Reproduce every line of the records below word for word, leaving out the pictures.

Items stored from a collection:

※ ※ ※

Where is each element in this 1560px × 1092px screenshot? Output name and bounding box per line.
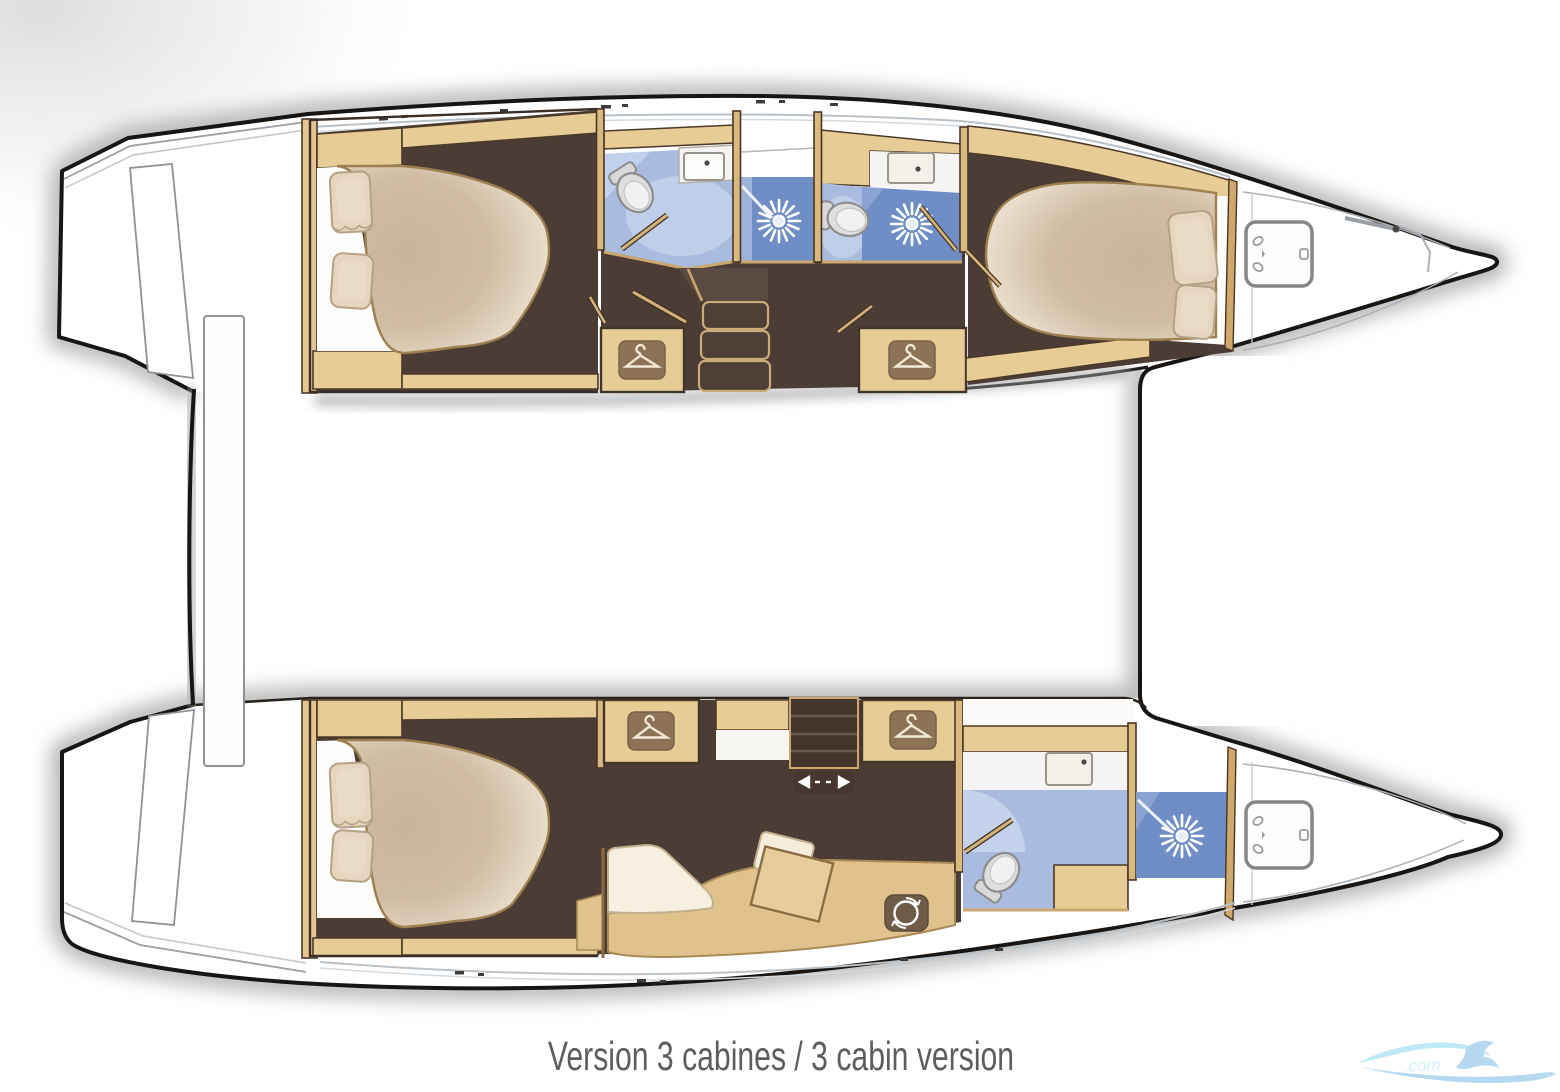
svg-text:.com: .com [1403, 1055, 1441, 1076]
svg-text:Version 3 cabines / 3 cabin ve: Version 3 cabines / 3 cabin version [548, 1034, 1014, 1079]
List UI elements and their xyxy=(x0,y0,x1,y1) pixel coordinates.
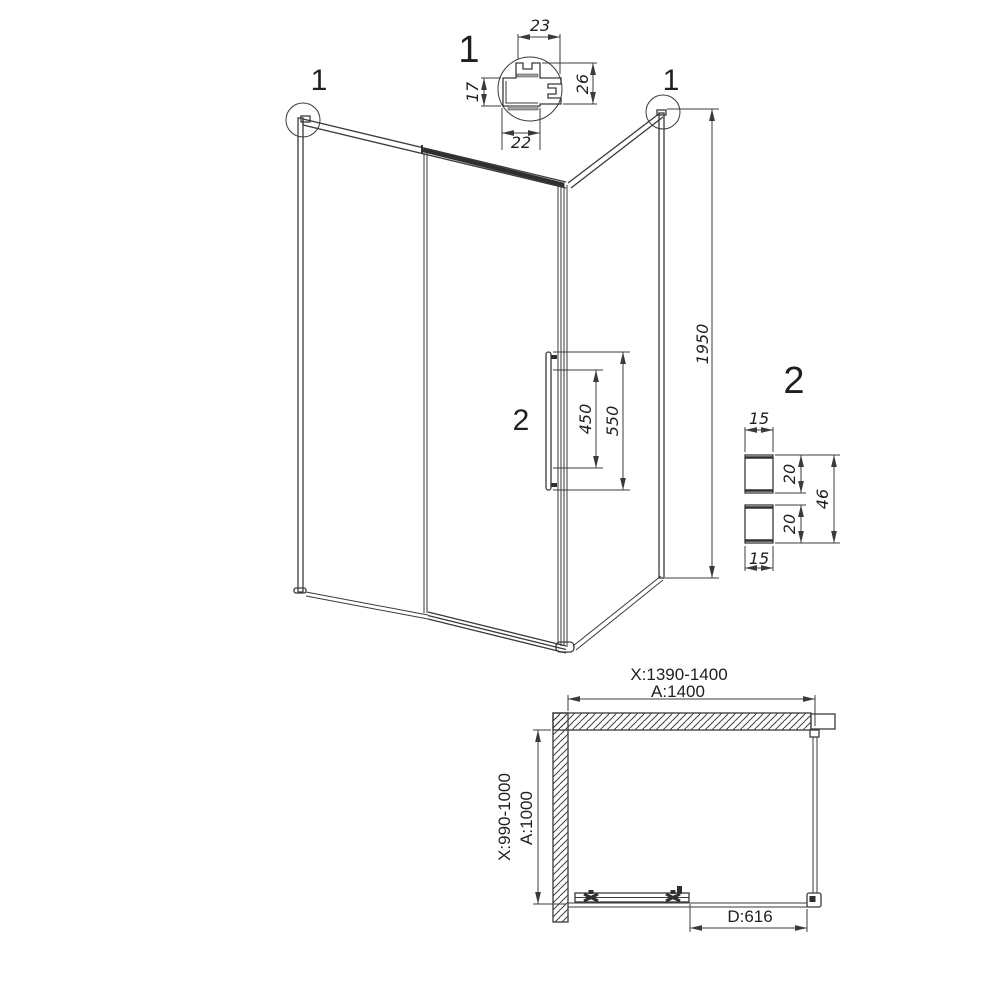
side-panel-top-rail xyxy=(568,113,663,188)
right-post xyxy=(659,113,664,578)
lower-wall-profile xyxy=(745,505,773,543)
fixed-panel-bottom-rail xyxy=(306,592,428,619)
left-wall xyxy=(553,713,568,922)
dimension-46: 46 xyxy=(813,455,834,543)
dimension-20-lower: 20 xyxy=(775,505,840,543)
dim-17-label: 17 xyxy=(463,81,482,102)
corner-connector xyxy=(807,893,821,907)
plan-depth-label: A:1000 xyxy=(517,791,536,845)
dimension-15-top: 15 xyxy=(745,409,773,452)
callout-label-handle: 2 xyxy=(513,404,530,437)
dimension-door-opening: D:616 xyxy=(690,904,807,932)
handle-mount-top xyxy=(551,355,557,359)
shower-enclosure-drawing: 1 1 2 450 550 1950 1 23 xyxy=(0,0,1000,1000)
dimension-20-upper: 20 xyxy=(775,455,840,493)
lower-profile-flanges xyxy=(745,508,773,541)
dim-1950-label: 1950 xyxy=(693,324,712,365)
detail1-callout: 1 xyxy=(458,29,479,71)
dim-46-label: 46 xyxy=(813,489,832,509)
upper-wall-profile xyxy=(745,455,773,493)
dim-550-label: 550 xyxy=(603,406,622,437)
callout-label-left: 1 xyxy=(311,64,328,97)
dimension-22: 22 xyxy=(502,108,540,152)
dim-450-label: 450 xyxy=(576,404,595,435)
plan-view: X:1390-1400 A:1400 X:990-1000 A:1000 D:6… xyxy=(495,665,835,932)
dim-15-bottom-label: 15 xyxy=(749,549,769,568)
handle-mount-bottom xyxy=(551,483,557,487)
plan-handle-knob xyxy=(677,886,682,894)
dimension-23: 23 xyxy=(518,16,560,74)
profile-inner-wall xyxy=(506,81,538,103)
side-panel-bottom-rail xyxy=(573,576,663,650)
plan-width-label: A:1400 xyxy=(651,682,705,701)
side-glass-top-bracket xyxy=(810,730,819,737)
corner-post-foot xyxy=(556,642,574,652)
gasket xyxy=(517,74,538,77)
door-top-track xyxy=(423,150,564,185)
door-handle xyxy=(546,352,551,490)
side-glass-panel xyxy=(813,737,817,893)
profile-section-outline xyxy=(503,63,561,106)
dim-20-lower-label: 20 xyxy=(780,514,799,534)
technical-drawing-page: 1 1 2 450 550 1950 1 23 xyxy=(0,0,1000,1000)
corner-post xyxy=(558,183,567,647)
dim-23-label: 23 xyxy=(530,16,550,35)
dim-15-top-label: 15 xyxy=(749,409,769,428)
callout-circle-right xyxy=(646,95,680,129)
dim-20-upper-label: 20 xyxy=(780,464,799,484)
dimension-15-bottom: 15 xyxy=(745,546,773,571)
detail-profile-view: 1 23 17 26 22 xyxy=(458,16,597,152)
door-bottom-track xyxy=(428,612,566,653)
door-roller-left xyxy=(584,890,598,901)
dimension-1950: 1950 xyxy=(665,109,719,578)
panel-divider xyxy=(424,153,427,613)
detail-wall-profiles-view: 2 15 20 20 46 15 xyxy=(745,360,840,571)
isometric-view: 1 1 2 450 550 1950 xyxy=(286,64,719,653)
left-post xyxy=(298,118,303,592)
detail2-callout: 2 xyxy=(783,360,804,402)
glass-edge xyxy=(508,106,538,110)
detail1-circle xyxy=(498,57,562,121)
dim-26-label: 26 xyxy=(573,74,592,94)
plan-depth-range-label: X:990-1000 xyxy=(495,773,514,861)
plan-door-label: D:616 xyxy=(727,907,772,926)
dim-22-label: 22 xyxy=(511,133,531,152)
top-wall xyxy=(553,713,811,730)
dimension-17: 17 xyxy=(463,78,501,106)
callout-label-right: 1 xyxy=(663,64,680,97)
front-track xyxy=(568,903,820,907)
upper-profile-flanges xyxy=(745,458,773,491)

※ ※ ※

◆ Right answer
Where is each element in this 1560px × 1092px screenshot? Output name and bounding box per line.
svg-text:.com: .com [1403, 1055, 1441, 1076]
svg-text:Version 3 cabines / 3 cabin ve: Version 3 cabines / 3 cabin version [548, 1034, 1014, 1079]
List UI elements and their xyxy=(x0,y0,x1,y1) pixel coordinates.
side-panel-top-rail xyxy=(568,113,663,188)
right-post xyxy=(659,113,664,578)
lower-wall-profile xyxy=(745,505,773,543)
fixed-panel-bottom-rail xyxy=(306,592,428,619)
left-wall xyxy=(553,713,568,922)
dimension-46: 46 xyxy=(813,455,834,543)
dimension-20-lower: 20 xyxy=(775,505,840,543)
dim-17-label: 17 xyxy=(463,81,482,102)
corner-connector xyxy=(807,893,821,907)
plan-depth-label: A:1000 xyxy=(517,791,536,845)
dimension-15-top: 15 xyxy=(745,409,773,452)
callout-label-handle: 2 xyxy=(513,404,530,437)
dimension-door-opening: D:616 xyxy=(690,904,807,932)
handle-mount-top xyxy=(551,355,557,359)
shower-enclosure-drawing: 1 1 2 450 550 1950 1 23 xyxy=(0,0,1000,1000)
dimension-20-upper: 20 xyxy=(775,455,840,493)
lower-profile-flanges xyxy=(745,508,773,541)
dim-1950-label: 1950 xyxy=(693,324,712,365)
detail1-callout: 1 xyxy=(458,29,479,71)
dim-46-label: 46 xyxy=(813,489,832,509)
upper-wall-profile xyxy=(745,455,773,493)
dim-550-label: 550 xyxy=(603,406,622,437)
callout-label-left: 1 xyxy=(311,64,328,97)
dimension-22: 22 xyxy=(502,108,540,152)
dim-450-label: 450 xyxy=(576,404,595,435)
plan-view: X:1390-1400 A:1400 X:990-1000 A:1000 D:6… xyxy=(495,665,835,932)
dim-15-bottom-label: 15 xyxy=(749,549,769,568)
handle-mount-bottom xyxy=(551,483,557,487)
plan-handle-knob xyxy=(677,886,682,894)
dimension-23: 23 xyxy=(518,16,560,74)
profile-inner-wall xyxy=(506,81,538,103)
side-panel-bottom-rail xyxy=(573,576,663,650)
plan-width-label: A:1400 xyxy=(651,682,705,701)
side-glass-top-bracket xyxy=(810,730,819,737)
corner-post-foot xyxy=(556,642,574,652)
gasket xyxy=(517,74,538,77)
door-top-track xyxy=(423,150,564,185)
door-handle xyxy=(546,352,551,490)
side-glass-panel xyxy=(813,737,817,893)
profile-section-outline xyxy=(503,63,561,106)
dim-20-lower-label: 20 xyxy=(780,514,799,534)
technical-drawing-page: 1 1 2 450 550 1950 1 23 xyxy=(0,0,1000,1000)
corner-post xyxy=(558,183,567,647)
dim-23-label: 23 xyxy=(530,16,550,35)
dim-15-top-label: 15 xyxy=(749,409,769,428)
callout-circle-right xyxy=(646,95,680,129)
dim-20-upper-label: 20 xyxy=(780,464,799,484)
dimension-15-bottom: 15 xyxy=(745,546,773,571)
detail-profile-view: 1 23 17 26 22 xyxy=(458,16,597,152)
door-bottom-track xyxy=(428,612,566,653)
door-roller-left xyxy=(584,890,598,901)
dimension-1950: 1950 xyxy=(665,109,719,578)
panel-divider xyxy=(424,153,427,613)
detail-wall-profiles-view: 2 15 20 20 46 15 xyxy=(745,360,840,571)
isometric-view: 1 1 2 450 550 1950 xyxy=(286,64,719,653)
left-post xyxy=(298,118,303,592)
detail2-callout: 2 xyxy=(783,360,804,402)
glass-edge xyxy=(508,106,538,110)
detail1-circle xyxy=(498,57,562,121)
dim-26-label: 26 xyxy=(573,74,592,94)
plan-depth-range-label: X:990-1000 xyxy=(495,773,514,861)
plan-door-label: D:616 xyxy=(727,907,772,926)
dim-22-label: 22 xyxy=(511,133,531,152)
top-wall xyxy=(553,713,811,730)
dimension-17: 17 xyxy=(463,78,501,106)
callout-label-right: 1 xyxy=(663,64,680,97)
front-track xyxy=(568,903,820,907)
upper-profile-flanges xyxy=(745,458,773,491)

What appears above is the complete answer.